**WHAT IS NEEDED:** Restate the whole listing exactly.

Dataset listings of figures
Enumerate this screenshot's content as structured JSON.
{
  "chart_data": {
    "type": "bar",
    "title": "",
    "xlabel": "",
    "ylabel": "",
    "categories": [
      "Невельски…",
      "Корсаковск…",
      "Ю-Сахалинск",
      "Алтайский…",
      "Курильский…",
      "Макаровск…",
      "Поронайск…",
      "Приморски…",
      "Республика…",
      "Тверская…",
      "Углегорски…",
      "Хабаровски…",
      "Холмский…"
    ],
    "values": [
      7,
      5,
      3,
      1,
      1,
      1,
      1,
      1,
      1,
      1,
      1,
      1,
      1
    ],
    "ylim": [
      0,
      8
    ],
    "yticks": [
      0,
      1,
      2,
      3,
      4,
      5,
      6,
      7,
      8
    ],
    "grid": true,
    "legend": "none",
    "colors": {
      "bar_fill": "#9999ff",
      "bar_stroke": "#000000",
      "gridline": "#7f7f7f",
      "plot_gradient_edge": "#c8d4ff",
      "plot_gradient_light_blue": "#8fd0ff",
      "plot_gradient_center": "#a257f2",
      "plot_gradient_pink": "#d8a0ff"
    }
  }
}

**THE OUTPUT:**
Enumerate this screenshot's content as structured JSON.
{
  "chart_data": {
    "type": "bar",
    "title": "",
    "xlabel": "",
    "ylabel": "",
    "categories": [
      "Невельски…",
      "Корсаковск…",
      "Ю-Сахалинск",
      "Алтайский…",
      "Курильский…",
      "Макаровск…",
      "Поронайск…",
      "Приморски…",
      "Республика…",
      "Тверская…",
      "Углегорски…",
      "Хабаровски…",
      "Холмский…"
    ],
    "values": [
      7,
      5,
      3,
      1,
      1,
      1,
      1,
      1,
      1,
      1,
      1,
      1,
      1
    ],
    "ylim": [
      0,
      8
    ],
    "yticks": [
      0,
      1,
      2,
      3,
      4,
      5,
      6,
      7,
      8
    ],
    "grid": true,
    "legend": "none",
    "colors": {
      "bar_fill": "#9999ff",
      "bar_stroke": "#000000",
      "gridline": "#7f7f7f",
      "plot_gradient_edge": "#c8d4ff",
      "plot_gradient_light_blue": "#8fd0ff",
      "plot_gradient_center": "#a257f2",
      "plot_gradient_pink": "#d8a0ff"
    }
  }
}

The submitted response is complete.